__Written problem 1__
Repeat the rows below word for word, the stretch from the first row through the row that contains "svg-text:X: X xyxy=(178,528,184,537)".
### Passage provided
Key Metrics for Segment Definition: RFM Analysis
Segmentation often employs quantitative frameworks. One of the most widely used models is the RFM model, Recency, Frequency, and Monetary Value.
- Recency (R): Measures how recently a customer made a purchase. Customers who have bought recently are more likely to return.
- Frequency (F): Measures the frequency of customer purchases over a specified time period. Repeat buyers indicate strong engagement.
- Monetary Value (M): Tracks how much a customer spends. High spenders represent the most valuable segments.
Marketers use RFM scoring to assign scores to each customer, typically on a scale from 1 to 5, for each of the three metrics. A customer with a score of R=5, F=5, M=5 represents the ideal: recent, frequent, high-value. These customers should receive exclusive retention campaigns, VIP offers, and early-access perks.
Meanwhile, infrequent or low-value shoppers might be retargeted with reactivation emails or exit surveys. Using RFM, segmentation becomes a data-backed process, not guesswork.
Pro Tip : Combine RFM scores with behavioral and demographic data to create even sharper customer segments. For instance, pairing high-frequency buyers (F=5) with specific age groups or preferred channels can reveal micro-segments that respond best to personalized offers, boosting both engagement and ROI.
Marketing Metrics and KPIs: Measuring Performance
Metrics vs. KPIs: Breaking Down the Difference
Metrics track specific aspects of a marketing activity. They report on what happened: engagements, impressions, and click-through rates. By contrast, Key Performance Indicators (KPIs) measure progress toward strategic business goals. Every KPI is a metric, but not every metric is a KPI.
A SaaS company might monitor dozens of metrics, email open rates, blog visits, and webinar sign-ups, but focus on just a few KPIs, like Monthly Recurring Revenue (MRR) or Customer Acquisition Cost (CAC). The distinction lies in purpose: KPIs guide executive decisions, metrics provide context and operational insight.
######
### Task material
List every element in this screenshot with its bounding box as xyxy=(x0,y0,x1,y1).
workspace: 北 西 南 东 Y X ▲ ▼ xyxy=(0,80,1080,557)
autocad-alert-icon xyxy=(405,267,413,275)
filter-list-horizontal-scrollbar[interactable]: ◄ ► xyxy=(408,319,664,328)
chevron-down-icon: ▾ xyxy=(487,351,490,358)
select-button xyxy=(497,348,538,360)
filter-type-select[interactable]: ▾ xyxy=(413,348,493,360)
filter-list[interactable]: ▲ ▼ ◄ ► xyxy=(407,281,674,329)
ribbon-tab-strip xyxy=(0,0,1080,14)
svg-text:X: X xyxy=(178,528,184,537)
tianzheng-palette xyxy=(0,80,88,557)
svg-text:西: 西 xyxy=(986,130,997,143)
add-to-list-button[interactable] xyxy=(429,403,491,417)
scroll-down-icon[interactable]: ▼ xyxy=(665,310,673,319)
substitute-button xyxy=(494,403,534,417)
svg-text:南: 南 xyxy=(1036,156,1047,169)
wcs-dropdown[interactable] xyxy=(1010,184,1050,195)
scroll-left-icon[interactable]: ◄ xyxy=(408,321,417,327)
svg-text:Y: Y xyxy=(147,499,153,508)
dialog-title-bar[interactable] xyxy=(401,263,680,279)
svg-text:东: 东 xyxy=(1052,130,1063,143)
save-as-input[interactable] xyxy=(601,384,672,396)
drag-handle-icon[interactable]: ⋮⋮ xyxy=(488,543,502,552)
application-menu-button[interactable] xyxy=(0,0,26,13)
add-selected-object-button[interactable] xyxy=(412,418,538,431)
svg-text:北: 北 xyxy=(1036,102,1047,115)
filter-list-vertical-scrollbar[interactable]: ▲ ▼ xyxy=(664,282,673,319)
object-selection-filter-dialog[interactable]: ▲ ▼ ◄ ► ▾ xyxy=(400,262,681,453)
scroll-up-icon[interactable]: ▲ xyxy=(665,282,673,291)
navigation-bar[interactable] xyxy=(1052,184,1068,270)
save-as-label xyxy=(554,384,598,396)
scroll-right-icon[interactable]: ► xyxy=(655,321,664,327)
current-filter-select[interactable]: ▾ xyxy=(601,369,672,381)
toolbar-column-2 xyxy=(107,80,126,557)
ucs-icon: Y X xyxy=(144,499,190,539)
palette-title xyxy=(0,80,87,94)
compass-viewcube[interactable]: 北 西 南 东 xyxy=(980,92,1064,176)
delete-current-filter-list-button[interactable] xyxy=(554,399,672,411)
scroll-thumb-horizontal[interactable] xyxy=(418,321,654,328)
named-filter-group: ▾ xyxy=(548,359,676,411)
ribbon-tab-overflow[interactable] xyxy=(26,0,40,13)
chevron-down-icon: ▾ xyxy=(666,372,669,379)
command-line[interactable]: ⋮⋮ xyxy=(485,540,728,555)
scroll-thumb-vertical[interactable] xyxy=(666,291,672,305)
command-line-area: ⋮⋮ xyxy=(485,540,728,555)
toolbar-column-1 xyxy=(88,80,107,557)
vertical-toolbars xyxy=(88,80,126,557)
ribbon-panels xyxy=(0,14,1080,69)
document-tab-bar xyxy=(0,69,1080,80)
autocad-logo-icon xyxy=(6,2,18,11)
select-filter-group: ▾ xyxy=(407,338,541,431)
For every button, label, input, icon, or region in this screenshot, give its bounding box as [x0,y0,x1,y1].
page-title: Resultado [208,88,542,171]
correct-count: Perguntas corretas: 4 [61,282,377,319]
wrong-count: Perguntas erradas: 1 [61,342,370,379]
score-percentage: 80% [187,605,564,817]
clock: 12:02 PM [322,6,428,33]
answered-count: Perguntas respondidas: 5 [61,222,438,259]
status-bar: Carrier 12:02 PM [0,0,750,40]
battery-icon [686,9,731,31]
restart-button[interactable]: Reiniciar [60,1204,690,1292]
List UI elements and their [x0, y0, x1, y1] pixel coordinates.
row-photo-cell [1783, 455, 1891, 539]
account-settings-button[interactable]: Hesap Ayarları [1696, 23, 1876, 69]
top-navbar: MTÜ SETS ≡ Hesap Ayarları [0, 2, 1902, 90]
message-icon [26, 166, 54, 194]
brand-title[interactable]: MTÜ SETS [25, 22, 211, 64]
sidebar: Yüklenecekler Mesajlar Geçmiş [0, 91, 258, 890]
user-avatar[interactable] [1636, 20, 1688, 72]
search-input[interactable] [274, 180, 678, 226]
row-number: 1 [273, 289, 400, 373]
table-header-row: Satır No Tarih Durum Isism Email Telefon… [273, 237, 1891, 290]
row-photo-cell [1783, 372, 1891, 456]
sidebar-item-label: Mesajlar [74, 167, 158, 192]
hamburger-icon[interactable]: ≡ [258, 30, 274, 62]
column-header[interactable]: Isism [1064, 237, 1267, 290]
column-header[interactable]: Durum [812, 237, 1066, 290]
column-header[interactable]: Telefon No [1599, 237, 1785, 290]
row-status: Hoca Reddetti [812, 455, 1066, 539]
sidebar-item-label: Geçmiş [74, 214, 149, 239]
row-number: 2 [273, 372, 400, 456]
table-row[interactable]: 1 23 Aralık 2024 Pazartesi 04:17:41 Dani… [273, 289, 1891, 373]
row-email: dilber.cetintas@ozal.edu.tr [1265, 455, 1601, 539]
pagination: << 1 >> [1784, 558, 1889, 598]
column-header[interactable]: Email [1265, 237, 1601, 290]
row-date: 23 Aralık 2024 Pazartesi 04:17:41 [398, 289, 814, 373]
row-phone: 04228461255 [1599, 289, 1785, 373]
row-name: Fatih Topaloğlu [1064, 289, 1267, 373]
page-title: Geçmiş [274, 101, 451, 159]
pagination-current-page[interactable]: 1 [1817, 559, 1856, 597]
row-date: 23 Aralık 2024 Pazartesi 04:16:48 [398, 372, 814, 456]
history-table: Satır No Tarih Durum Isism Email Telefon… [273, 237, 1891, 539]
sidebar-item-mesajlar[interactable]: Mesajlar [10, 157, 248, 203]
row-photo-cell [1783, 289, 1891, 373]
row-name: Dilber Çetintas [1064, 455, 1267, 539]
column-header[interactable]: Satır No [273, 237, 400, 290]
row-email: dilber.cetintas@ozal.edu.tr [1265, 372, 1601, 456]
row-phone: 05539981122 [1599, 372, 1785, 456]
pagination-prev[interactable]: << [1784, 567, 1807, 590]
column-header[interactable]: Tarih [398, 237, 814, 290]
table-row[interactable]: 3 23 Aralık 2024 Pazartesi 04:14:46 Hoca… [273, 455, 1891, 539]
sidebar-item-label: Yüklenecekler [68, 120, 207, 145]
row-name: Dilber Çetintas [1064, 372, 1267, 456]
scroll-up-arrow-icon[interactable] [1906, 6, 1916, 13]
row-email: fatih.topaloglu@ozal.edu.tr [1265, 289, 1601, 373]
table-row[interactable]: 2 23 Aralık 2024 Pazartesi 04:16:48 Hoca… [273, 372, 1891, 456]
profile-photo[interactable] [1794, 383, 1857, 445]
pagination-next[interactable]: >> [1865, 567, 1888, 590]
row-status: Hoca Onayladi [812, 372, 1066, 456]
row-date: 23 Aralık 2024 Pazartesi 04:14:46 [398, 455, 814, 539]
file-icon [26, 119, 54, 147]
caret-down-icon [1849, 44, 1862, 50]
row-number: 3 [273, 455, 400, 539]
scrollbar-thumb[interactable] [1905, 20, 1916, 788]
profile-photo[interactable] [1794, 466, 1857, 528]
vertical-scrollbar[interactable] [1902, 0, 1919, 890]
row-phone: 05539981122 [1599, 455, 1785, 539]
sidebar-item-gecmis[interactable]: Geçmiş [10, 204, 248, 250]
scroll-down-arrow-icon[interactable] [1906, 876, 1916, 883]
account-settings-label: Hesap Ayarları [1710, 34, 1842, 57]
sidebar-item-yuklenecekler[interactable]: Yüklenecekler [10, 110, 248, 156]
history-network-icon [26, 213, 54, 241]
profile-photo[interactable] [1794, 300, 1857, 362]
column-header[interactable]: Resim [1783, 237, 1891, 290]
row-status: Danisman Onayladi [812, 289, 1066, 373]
######
__Written problem 2__
In the passage on RFM analysis above, rewrite the stretch from "- Recency (R): Measures" through "most valuable segments.", changing "Repeat buyers" to "Returning customers".

__Answer 1__
List every element in this screenshot with its bounding box as xyxy=(x0,y0,x1,y1).
workspace: 北 西 南 东 Y X ▲ ▼ xyxy=(0,80,1080,557)
autocad-alert-icon xyxy=(405,267,413,275)
filter-list-horizontal-scrollbar[interactable]: ◄ ► xyxy=(408,319,664,328)
chevron-down-icon: ▾ xyxy=(487,351,490,358)
select-button xyxy=(497,348,538,360)
filter-type-select[interactable]: ▾ xyxy=(413,348,493,360)
filter-list[interactable]: ▲ ▼ ◄ ► xyxy=(407,281,674,329)
ribbon-tab-strip xyxy=(0,0,1080,14)
svg-text:X: X xyxy=(178,528,184,537)

__Answer 2__
- Recency (R): Measures how recently a customer made a purchase. Customers who have bought recently are more likely to return.
- Frequency (F): Measures the frequency of customer purchases over a specified time period. Returning customers indicate strong engagement.
- Monetary Value (M): Tracks how much a customer spends. High spenders represent the most valuable segments.